Print each entry verbatim.

[[ Listed entries open ]]

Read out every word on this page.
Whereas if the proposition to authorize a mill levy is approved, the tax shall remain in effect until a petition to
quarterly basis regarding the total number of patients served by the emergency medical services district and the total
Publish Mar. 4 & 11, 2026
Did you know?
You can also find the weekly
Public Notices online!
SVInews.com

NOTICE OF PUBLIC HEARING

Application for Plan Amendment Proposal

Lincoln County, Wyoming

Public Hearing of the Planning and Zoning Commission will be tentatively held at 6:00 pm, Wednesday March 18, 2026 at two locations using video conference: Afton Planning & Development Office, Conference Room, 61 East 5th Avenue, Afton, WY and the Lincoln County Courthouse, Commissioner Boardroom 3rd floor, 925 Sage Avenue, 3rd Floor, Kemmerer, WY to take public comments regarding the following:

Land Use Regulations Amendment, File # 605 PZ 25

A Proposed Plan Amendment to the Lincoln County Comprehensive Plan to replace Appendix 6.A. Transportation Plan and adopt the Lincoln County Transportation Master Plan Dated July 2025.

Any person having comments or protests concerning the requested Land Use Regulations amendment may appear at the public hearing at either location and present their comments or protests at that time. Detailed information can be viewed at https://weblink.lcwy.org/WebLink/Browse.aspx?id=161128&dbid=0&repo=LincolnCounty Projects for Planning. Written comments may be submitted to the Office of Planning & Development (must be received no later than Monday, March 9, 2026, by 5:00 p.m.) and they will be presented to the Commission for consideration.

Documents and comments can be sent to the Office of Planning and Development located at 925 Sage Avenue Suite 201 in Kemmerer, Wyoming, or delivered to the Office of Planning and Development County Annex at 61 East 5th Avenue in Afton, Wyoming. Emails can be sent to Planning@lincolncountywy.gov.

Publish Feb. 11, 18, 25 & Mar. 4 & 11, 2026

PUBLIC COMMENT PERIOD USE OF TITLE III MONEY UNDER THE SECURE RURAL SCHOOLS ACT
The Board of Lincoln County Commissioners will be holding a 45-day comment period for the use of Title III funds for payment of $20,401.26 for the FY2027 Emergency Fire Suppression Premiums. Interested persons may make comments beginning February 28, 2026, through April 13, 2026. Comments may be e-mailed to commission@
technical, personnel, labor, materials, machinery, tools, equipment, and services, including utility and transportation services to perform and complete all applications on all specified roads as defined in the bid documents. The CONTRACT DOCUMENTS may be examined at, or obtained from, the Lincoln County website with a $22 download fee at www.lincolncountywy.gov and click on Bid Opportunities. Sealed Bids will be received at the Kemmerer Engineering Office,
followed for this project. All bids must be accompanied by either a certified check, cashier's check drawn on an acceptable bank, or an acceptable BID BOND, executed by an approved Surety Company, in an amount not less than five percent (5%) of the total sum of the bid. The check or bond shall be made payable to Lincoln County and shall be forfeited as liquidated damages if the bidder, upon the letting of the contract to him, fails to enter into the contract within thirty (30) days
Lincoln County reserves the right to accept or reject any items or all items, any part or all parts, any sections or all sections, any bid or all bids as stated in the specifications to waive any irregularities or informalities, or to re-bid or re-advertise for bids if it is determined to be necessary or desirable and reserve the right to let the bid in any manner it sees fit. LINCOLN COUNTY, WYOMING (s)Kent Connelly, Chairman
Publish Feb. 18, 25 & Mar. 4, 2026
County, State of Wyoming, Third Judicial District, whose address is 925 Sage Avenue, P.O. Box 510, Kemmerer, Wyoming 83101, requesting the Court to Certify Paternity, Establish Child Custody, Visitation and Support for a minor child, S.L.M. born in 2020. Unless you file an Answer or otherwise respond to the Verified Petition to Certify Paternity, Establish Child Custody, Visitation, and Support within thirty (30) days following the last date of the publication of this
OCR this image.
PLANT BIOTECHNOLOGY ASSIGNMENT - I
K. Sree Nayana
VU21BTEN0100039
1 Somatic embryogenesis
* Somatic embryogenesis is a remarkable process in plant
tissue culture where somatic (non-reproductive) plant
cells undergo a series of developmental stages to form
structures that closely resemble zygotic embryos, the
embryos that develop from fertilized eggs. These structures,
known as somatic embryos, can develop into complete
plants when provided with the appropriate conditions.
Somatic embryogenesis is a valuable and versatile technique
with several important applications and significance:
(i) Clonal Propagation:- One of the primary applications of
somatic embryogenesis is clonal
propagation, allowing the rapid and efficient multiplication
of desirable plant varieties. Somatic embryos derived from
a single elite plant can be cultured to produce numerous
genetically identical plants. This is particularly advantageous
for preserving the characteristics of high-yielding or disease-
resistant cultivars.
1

[[ Listed entries closed ]]

__Finished task__.
Read out every word on this page.
Whereas if the proposition to authorize a mill levy is approved, the tax shall remain in effect until a petition to
quarterly basis regarding the total number of patients served by the emergency medical services district and the total
Publish Mar. 4 & 11, 2026
Did you know?
You can also find the weekly
Public Notices online!
SVInews.com

NOTICE OF PUBLIC HEARING

Application for Plan Amendment Proposal

Lincoln County, Wyoming

Public Hearing of the Planning and Zoning Commission will be tentatively held at 6:00 pm, Wednesday March 18, 2026 at two locations using video conference: Afton Planning & Development Office, Conference Room, 61 East 5th Avenue, Afton, WY and the Lincoln County Courthouse, Commissioner Boardroom 3rd floor, 925 Sage Avenue, 3rd Floor, Kemmerer, WY to take public comments regarding the following:

Land Use Regulations Amendment, File # 605 PZ 25

A Proposed Plan Amendment to the Lincoln County Comprehensive Plan to replace Appendix 6.A. Transportation Plan and adopt the Lincoln County Transportation Master Plan Dated July 2025.

Any person having comments or protests concerning the requested Land Use Regulations amendment may appear at the public hearing at either location and present their comments or protests at that time. Detailed information can be viewed at https://weblink.lcwy.org/WebLink/Browse.aspx?id=161128&dbid=0&repo=LincolnCounty Projects for Planning. Written comments may be submitted to the Office of Planning & Development (must be received no later than Monday, March 9, 2026, by 5:00 p.m.) and they will be presented to the Commission for consideration.

Documents and comments can be sent to the Office of Planning and Development located at 925 Sage Avenue Suite 201 in Kemmerer, Wyoming, or delivered to the Office of Planning and Development County Annex at 61 East 5th Avenue in Afton, Wyoming. Emails can be sent to Planning@lincolncountywy.gov.

Publish Feb. 11, 18, 25 & Mar. 4 & 11, 2026

PUBLIC COMMENT PERIOD USE OF TITLE III MONEY UNDER THE SECURE RURAL SCHOOLS ACT
The Board of Lincoln County Commissioners will be holding a 45-day comment period for the use of Title III funds for payment of $20,401.26 for the FY2027 Emergency Fire Suppression Premiums. Interested persons may make comments beginning February 28, 2026, through April 13, 2026. Comments may be e-mailed to commission@
technical, personnel, labor, materials, machinery, tools, equipment, and services, including utility and transportation services to perform and complete all applications on all specified roads as defined in the bid documents. The CONTRACT DOCUMENTS may be examined at, or obtained from, the Lincoln County website with a $22 download fee at www.lincolncountywy.gov and click on Bid Opportunities. Sealed Bids will be received at the Kemmerer Engineering Office,
followed for this project. All bids must be accompanied by either a certified check, cashier's check drawn on an acceptable bank, or an acceptable BID BOND, executed by an approved Surety Company, in an amount not less than five percent (5%) of the total sum of the bid. The check or bond shall be made payable to Lincoln County and shall be forfeited as liquidated damages if the bidder, upon the letting of the contract to him, fails to enter into the contract within thirty (30) days
Lincoln County reserves the right to accept or reject any items or all items, any part or all parts, any sections or all sections, any bid or all bids as stated in the specifications to waive any irregularities or informalities, or to re-bid or re-advertise for bids if it is determined to be necessary or desirable and reserve the right to let the bid in any manner it sees fit. LINCOLN COUNTY, WYOMING (s)Kent Connelly, Chairman
Publish Feb. 18, 25 & Mar. 4, 2026
County, State of Wyoming, Third Judicial District, whose address is 925 Sage Avenue, P.O. Box 510, Kemmerer, Wyoming 83101, requesting the Court to Certify Paternity, Establish Child Custody, Visitation and Support for a minor child, S.L.M. born in 2020. Unless you file an Answer or otherwise respond to the Verified Petition to Certify Paternity, Establish Child Custody, Visitation, and Support within thirty (30) days following the last date of the publication of this
OCR this image.
PLANT BIOTECHNOLOGY ASSIGNMENT - I
K. Sree Nayana
VU21BTEN0100039
1 Somatic embryogenesis
* Somatic embryogenesis is a remarkable process in plant
tissue culture where somatic (non-reproductive) plant
cells undergo a series of developmental stages to form
structures that closely resemble zygotic embryos, the
embryos that develop from fertilized eggs. These structures,
known as somatic embryos, can develop into complete
plants when provided with the appropriate conditions.
Somatic embryogenesis is a valuable and versatile technique
with several important applications and significance:
(i) Clonal Propagation:- One of the primary applications of
somatic embryogenesis is clonal
propagation, allowing the rapid and efficient multiplication
of desirable plant varieties. Somatic embryos derived from
a single elite plant can be cultured to produce numerous
genetically identical plants. This is particularly advantageous
for preserving the characteristics of high-yielding or disease-
resistant cultivars.
1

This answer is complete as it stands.